** begin **

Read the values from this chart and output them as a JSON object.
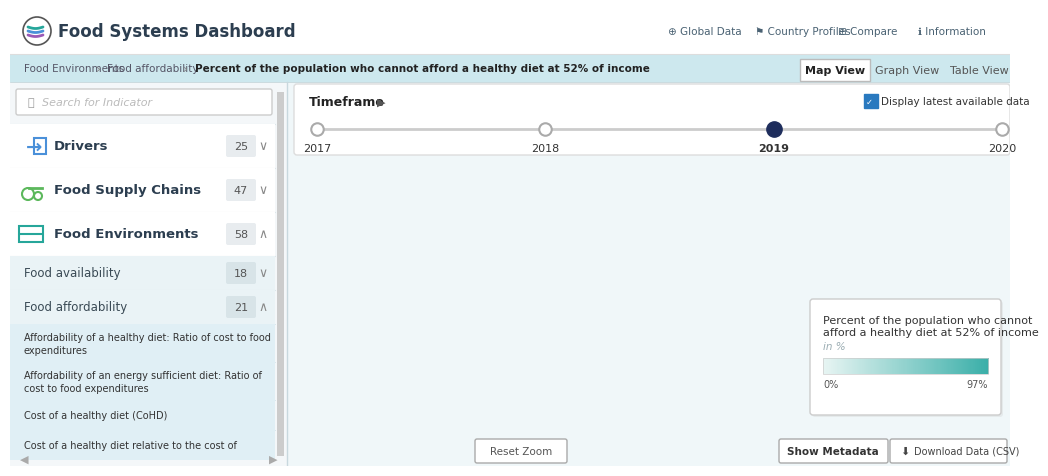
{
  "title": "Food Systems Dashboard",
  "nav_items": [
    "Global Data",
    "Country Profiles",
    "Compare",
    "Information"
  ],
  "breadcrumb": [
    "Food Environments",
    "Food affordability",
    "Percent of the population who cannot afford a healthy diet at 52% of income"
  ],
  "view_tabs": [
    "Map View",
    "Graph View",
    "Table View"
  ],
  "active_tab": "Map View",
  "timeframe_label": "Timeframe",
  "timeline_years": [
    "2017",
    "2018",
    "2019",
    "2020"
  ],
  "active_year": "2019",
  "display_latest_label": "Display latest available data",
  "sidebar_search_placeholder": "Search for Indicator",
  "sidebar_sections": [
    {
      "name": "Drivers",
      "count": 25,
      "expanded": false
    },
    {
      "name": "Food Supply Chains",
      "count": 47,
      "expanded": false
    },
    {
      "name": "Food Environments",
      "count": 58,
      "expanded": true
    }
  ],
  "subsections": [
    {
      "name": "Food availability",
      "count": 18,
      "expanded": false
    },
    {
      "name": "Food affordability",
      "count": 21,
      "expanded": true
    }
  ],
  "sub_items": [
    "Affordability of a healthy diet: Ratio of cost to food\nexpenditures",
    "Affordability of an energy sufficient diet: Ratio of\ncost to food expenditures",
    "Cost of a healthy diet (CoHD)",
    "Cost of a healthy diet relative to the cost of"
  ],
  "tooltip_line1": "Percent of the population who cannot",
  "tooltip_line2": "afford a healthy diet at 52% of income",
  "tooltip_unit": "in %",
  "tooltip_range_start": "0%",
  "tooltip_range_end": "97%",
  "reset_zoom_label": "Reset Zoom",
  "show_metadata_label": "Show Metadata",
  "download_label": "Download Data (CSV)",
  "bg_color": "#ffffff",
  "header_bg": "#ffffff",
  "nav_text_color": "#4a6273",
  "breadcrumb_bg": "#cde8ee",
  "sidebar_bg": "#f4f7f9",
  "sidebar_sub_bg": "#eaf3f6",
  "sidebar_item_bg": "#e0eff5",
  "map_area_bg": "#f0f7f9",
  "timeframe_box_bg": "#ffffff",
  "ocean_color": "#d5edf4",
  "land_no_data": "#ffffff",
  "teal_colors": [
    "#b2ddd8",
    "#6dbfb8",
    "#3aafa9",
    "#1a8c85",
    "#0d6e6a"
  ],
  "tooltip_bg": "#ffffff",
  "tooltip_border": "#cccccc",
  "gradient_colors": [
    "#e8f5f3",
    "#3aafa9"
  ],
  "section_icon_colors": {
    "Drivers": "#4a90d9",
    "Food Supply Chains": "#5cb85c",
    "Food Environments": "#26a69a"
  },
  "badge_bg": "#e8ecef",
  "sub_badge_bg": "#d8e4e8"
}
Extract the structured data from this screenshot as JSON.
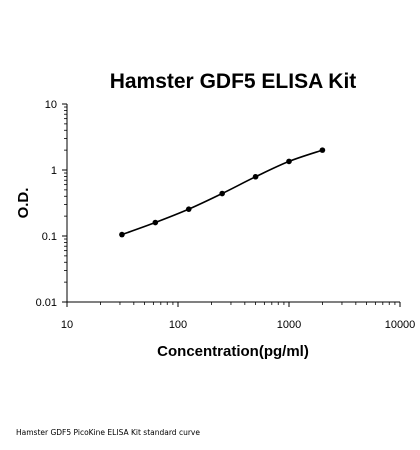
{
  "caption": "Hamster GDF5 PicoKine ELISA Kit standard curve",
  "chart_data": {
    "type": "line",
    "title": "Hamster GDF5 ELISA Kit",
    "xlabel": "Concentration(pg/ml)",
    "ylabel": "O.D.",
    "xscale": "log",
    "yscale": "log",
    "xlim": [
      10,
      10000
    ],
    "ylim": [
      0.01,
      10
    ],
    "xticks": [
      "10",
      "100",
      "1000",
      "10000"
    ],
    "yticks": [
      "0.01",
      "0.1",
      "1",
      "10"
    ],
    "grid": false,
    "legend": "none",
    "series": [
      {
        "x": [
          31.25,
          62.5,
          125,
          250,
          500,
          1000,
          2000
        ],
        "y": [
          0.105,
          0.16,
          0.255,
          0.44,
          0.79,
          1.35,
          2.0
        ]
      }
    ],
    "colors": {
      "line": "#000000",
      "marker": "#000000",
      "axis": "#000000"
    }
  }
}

** end **

Using the material above, set down every line exactly, but skip the pictures.

Read the values from this chart and output them as a JSON object.
{
  "title": "Food Systems Dashboard",
  "nav_items": [
    "Global Data",
    "Country Profiles",
    "Compare",
    "Information"
  ],
  "breadcrumb": [
    "Food Environments",
    "Food affordability",
    "Percent of the population who cannot afford a healthy diet at 52% of income"
  ],
  "view_tabs": [
    "Map View",
    "Graph View",
    "Table View"
  ],
  "active_tab": "Map View",
  "timeframe_label": "Timeframe",
  "timeline_years": [
    "2017",
    "2018",
    "2019",
    "2020"
  ],
  "active_year": "2019",
  "display_latest_label": "Display latest available data",
  "sidebar_search_placeholder": "Search for Indicator",
  "sidebar_sections": [
    {
      "name": "Drivers",
      "count": 25,
      "expanded": false
    },
    {
      "name": "Food Supply Chains",
      "count": 47,
      "expanded": false
    },
    {
      "name": "Food Environments",
      "count": 58,
      "expanded": true
    }
  ],
  "subsections": [
    {
      "name": "Food availability",
      "count": 18,
      "expanded": false
    },
    {
      "name": "Food affordability",
      "count": 21,
      "expanded": true
    }
  ],
  "sub_items": [
    "Affordability of a healthy diet: Ratio of cost to food\nexpenditures",
    "Affordability of an energy sufficient diet: Ratio of\ncost to food expenditures",
    "Cost of a healthy diet (CoHD)",
    "Cost of a healthy diet relative to the cost of"
  ],
  "tooltip_line1": "Percent of the population who cannot",
  "tooltip_line2": "afford a healthy diet at 52% of income",
  "tooltip_unit": "in %",
  "tooltip_range_start": "0%",
  "tooltip_range_end": "97%",
  "reset_zoom_label": "Reset Zoom",
  "show_metadata_label": "Show Metadata",
  "download_label": "Download Data (CSV)",
  "bg_color": "#ffffff",
  "header_bg": "#ffffff",
  "nav_text_color": "#4a6273",
  "breadcrumb_bg": "#cde8ee",
  "sidebar_bg": "#f4f7f9",
  "sidebar_sub_bg": "#eaf3f6",
  "sidebar_item_bg": "#e0eff5",
  "map_area_bg": "#f0f7f9",
  "timeframe_box_bg": "#ffffff",
  "ocean_color": "#d5edf4",
  "land_no_data": "#ffffff",
  "teal_colors": [
    "#b2ddd8",
    "#6dbfb8",
    "#3aafa9",
    "#1a8c85",
    "#0d6e6a"
  ],
  "tooltip_bg": "#ffffff",
  "tooltip_border": "#cccccc",
  "gradient_colors": [
    "#e8f5f3",
    "#3aafa9"
  ],
  "section_icon_colors": {
    "Drivers": "#4a90d9",
    "Food Supply Chains": "#5cb85c",
    "Food Environments": "#26a69a"
  },
  "badge_bg": "#e8ecef",
  "sub_badge_bg": "#d8e4e8"
}
Extract the structured data from this screenshot as JSON.
{
  "caption": "Hamster GDF5 PicoKine ELISA Kit standard curve",
  "chart_data": {
    "type": "line",
    "title": "Hamster GDF5 ELISA Kit",
    "xlabel": "Concentration(pg/ml)",
    "ylabel": "O.D.",
    "xscale": "log",
    "yscale": "log",
    "xlim": [
      10,
      10000
    ],
    "ylim": [
      0.01,
      10
    ],
    "xticks": [
      "10",
      "100",
      "1000",
      "10000"
    ],
    "yticks": [
      "0.01",
      "0.1",
      "1",
      "10"
    ],
    "grid": false,
    "legend": "none",
    "series": [
      {
        "x": [
          31.25,
          62.5,
          125,
          250,
          500,
          1000,
          2000
        ],
        "y": [
          0.105,
          0.16,
          0.255,
          0.44,
          0.79,
          1.35,
          2.0
        ]
      }
    ],
    "colors": {
      "line": "#000000",
      "marker": "#000000",
      "axis": "#000000"
    }
  }
}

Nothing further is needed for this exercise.